**練習問題:**
1. 短期前払費用と消費税差額の処理を扱った文章のうち、「税務通信3287号の税務の動」を含む箇所から書き始め、「賃料:年間120万円(消費税別)」で終えるまでの部分を、一字も変えずに書き写してください。
2. 短期前払費用と消費税差額の処理を扱った文章を、示されている最後の文の次から書き継いでください。

═══ 読解用抜粋 ═══

短期前払費用の特例採用会社が消費税差額を翌期に支払った場合の処理は?
税務通信3287号の税務の動向に”消費税の税率差3%相当額を支払った場合 短期前払費用適用後の追加支払いは対価の返還で処理”という記事が掲載されていました。
平成26年4月1日以降の期間を含む取引については、とりあえず5%で請求し、施行日後差額の3%分を請求するという告知を行っている事業者も少なからず見かけます。上記の記事では、短期前払費用の特例で損金算入済みの会社が、追加で3%の消費税相当額を翌期に支払った側の処理はどうなるのかという点が整理されていました。
この記事で取り上げられていた方法は以下の二つです。
- 「支払対価の返還」による処理
- 「仮払消費税」として処理
(前提)
賃貸期間:平成26年1月1日~平成26年12月31日(1年間)
賃料:年間120万円(消費税別)
賃料の支払日:平成25年12月末に126万円(120万円+5%で計算した消費税6万円)を前払
賃料の処理:短期前払費用の特例を適用し、支払時に全額を損金算入済み
消費税の取扱い:平成26年4月1日以降の期間分は、施行日後消費税3%相当分を別途請求する
その他:3月決算の会社とする
上記の場合、支払側では支払った事業年度に全額損金算入され、対応する仕入税額控除がとられていることになります。一方で、貸主からは4月~12月の賃料相当額90万円(120万円×9か月/12カ月)の3%相当額である27,000円が翌事業年度に請求されてきます。

═══ データ欄 ═══

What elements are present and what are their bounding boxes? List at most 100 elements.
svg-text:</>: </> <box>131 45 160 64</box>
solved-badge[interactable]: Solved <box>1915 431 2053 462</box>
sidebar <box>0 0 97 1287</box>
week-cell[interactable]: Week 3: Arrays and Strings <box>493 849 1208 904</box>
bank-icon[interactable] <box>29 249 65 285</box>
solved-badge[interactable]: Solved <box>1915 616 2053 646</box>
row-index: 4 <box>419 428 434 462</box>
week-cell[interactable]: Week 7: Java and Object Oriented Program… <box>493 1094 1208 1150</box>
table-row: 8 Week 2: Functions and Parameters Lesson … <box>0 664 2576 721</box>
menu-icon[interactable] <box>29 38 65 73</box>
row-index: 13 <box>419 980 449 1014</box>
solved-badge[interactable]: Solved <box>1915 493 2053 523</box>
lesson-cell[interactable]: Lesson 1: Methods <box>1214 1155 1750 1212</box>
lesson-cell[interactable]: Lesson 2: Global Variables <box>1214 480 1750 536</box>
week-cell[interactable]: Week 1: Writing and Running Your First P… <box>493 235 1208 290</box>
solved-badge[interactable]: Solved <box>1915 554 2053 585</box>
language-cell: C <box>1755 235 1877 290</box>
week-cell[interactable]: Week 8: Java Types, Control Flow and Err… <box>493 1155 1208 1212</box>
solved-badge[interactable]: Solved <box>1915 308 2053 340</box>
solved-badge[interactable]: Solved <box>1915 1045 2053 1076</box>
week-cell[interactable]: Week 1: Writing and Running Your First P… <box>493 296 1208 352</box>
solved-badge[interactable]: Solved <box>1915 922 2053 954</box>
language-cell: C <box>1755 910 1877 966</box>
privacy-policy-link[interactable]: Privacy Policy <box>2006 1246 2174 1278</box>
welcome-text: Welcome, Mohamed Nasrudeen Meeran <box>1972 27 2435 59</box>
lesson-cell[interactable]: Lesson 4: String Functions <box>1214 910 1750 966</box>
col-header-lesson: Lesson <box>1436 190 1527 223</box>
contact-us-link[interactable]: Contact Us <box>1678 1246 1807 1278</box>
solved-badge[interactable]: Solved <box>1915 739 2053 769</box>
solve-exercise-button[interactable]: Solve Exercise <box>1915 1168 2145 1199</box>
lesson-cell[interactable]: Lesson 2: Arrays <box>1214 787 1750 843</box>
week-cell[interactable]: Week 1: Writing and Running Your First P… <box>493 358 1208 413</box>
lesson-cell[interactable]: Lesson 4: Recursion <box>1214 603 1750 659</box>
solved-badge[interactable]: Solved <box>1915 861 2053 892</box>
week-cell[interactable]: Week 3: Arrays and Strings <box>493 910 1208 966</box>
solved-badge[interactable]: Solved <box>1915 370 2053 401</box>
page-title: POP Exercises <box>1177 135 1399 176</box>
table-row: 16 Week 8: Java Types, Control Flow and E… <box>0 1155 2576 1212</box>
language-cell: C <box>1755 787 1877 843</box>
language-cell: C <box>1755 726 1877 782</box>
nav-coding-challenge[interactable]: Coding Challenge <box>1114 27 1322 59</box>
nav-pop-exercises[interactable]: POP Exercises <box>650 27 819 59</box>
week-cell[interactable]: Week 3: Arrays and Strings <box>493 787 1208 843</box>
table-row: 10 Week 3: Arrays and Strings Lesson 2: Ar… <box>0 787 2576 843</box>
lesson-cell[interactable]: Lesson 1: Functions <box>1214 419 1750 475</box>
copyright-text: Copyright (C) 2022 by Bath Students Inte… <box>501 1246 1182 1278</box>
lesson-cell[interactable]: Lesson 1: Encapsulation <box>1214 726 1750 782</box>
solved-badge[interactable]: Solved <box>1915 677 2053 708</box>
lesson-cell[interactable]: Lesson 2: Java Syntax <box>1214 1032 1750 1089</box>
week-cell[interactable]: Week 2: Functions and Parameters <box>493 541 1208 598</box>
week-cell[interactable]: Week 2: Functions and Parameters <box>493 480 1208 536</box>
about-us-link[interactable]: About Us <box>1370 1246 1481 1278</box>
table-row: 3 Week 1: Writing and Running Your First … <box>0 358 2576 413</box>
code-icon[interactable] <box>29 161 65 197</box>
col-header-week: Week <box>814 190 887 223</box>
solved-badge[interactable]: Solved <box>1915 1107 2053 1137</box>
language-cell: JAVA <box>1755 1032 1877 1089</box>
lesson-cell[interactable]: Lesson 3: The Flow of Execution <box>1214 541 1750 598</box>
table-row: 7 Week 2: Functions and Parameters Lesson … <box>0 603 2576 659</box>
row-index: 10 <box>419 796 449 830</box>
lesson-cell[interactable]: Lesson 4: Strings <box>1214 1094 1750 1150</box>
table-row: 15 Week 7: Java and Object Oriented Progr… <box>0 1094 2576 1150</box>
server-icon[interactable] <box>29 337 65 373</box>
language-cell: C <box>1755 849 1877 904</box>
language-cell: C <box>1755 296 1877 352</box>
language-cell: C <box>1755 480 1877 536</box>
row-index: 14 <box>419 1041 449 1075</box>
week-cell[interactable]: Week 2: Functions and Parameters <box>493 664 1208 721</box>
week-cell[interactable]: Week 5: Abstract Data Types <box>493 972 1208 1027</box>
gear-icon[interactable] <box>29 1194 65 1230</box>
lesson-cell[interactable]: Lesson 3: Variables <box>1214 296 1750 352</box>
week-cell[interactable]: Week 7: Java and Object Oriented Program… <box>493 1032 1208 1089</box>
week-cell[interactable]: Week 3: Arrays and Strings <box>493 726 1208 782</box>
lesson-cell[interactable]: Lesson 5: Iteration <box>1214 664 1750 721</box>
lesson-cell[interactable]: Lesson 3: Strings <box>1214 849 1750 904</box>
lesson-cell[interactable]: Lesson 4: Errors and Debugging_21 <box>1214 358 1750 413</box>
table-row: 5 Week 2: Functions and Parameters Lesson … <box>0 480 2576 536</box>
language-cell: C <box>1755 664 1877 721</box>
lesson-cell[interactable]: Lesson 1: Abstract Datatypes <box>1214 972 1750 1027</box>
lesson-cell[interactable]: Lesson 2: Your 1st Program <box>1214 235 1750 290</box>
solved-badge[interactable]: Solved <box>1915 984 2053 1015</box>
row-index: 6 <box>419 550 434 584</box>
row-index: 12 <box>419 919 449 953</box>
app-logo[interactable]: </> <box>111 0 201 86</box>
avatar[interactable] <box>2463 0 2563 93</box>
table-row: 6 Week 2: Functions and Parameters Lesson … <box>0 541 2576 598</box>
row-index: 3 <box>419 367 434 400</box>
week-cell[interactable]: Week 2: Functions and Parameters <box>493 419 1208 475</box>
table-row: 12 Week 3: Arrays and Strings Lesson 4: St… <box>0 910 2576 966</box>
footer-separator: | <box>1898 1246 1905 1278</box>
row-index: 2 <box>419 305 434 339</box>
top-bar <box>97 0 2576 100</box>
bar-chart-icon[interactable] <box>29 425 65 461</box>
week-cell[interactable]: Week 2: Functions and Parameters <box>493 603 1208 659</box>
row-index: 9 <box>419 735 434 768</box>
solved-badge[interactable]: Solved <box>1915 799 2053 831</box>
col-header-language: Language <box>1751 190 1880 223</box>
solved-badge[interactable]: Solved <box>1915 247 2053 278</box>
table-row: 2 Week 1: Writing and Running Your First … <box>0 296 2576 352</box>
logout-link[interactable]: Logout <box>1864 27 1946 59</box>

═══

**解答例:**
1.
税務通信3287号の税務の動向に”消費税の税率差3%相当額を支払った場合 短期前払費用適用後の追加支払いは対価の返還で処理”という記事が掲載されていました。
平成26年4月1日以降の期間を含む取引については、とりあえず5%で請求し、施行日後差額の3%分を請求するという告知を行っている事業者も少なからず見かけます。上記の記事では、短期前払費用の特例で損金算入済みの会社が、追加で3%の消費税相当額を翌期に支払った側の処理はどうなるのかという点が整理されていました。
この記事で取り上げられていた方法は以下の二つです。
- 「支払対価の返還」による処理
- 「仮払消費税」として処理
(前提)
賃貸期間:平成26年1月1日~平成26年12月31日(1年間)
賃料:年間120万円(消費税別)

2.
「支払対価の返還」による処理
「支払対価の返還」による処理では、以下のような処理になると解説されています。
(追加支払時)
借)仮払金 27,000 貸)現金預金 27,000
(決算時)
借)賃借料 900,000 貸)賃借料 900,000
仮払消費税 72,000 仮払消費税 45,000
(8%) (5%)
仮払金 27,000
つまり決算時には、前事業年度において5%の税率で仕入税額控除を行った8%の税率適用分を仕入対価の返還を受けたものとして処理したうえで、税率差3%相当額を含めて改めて8%の税率を適用して仕入税額控除を計算するという方法です。
「仮払消費税」として処理
(追加支払時)
借)仮払消費税 27,000 貸)現金預金 27,000
「支払対価の返還」による処理とくらべるとこちらの方がシンプルで処理も簡単なようですが、残念ならがらそう単純な話ではないようです。
というのは、「税率差3%相当額“のみ”を「仮払消費税等」として処理し、仕入税額控除の計算をする方法は適正な処理として認められないものと考えられる」とされているためです。
このように考えられるのは、消費税率の引上げに伴い“地方消費税の税率”の改正も行われており、改正前後で国税分と地方税分の割合が異なるためです。
つまり上記の消費税差額27,000円を改正後の税率で国税と地方税に区分すると国税分21,262円(27,000×6.3/8)、地方税分5,737円となります。
一方で「支払対価の返還」として処理した場合、新たに計上した72,000円のうち国税分は56,700円(72,000×6.3/8)、地方税分は15,300円(72,000×1.7/8)となり、一方で支払対価の返還として処理した45,000円のうち国税分は36,000円(45,000×4/5)、地方税分は9,000円((45,000×1/5)となります。このように計算するとネットで国税分は20,700円(56,700円-36,000円)、地方税分は15,300円-9,000円=6,300円となります。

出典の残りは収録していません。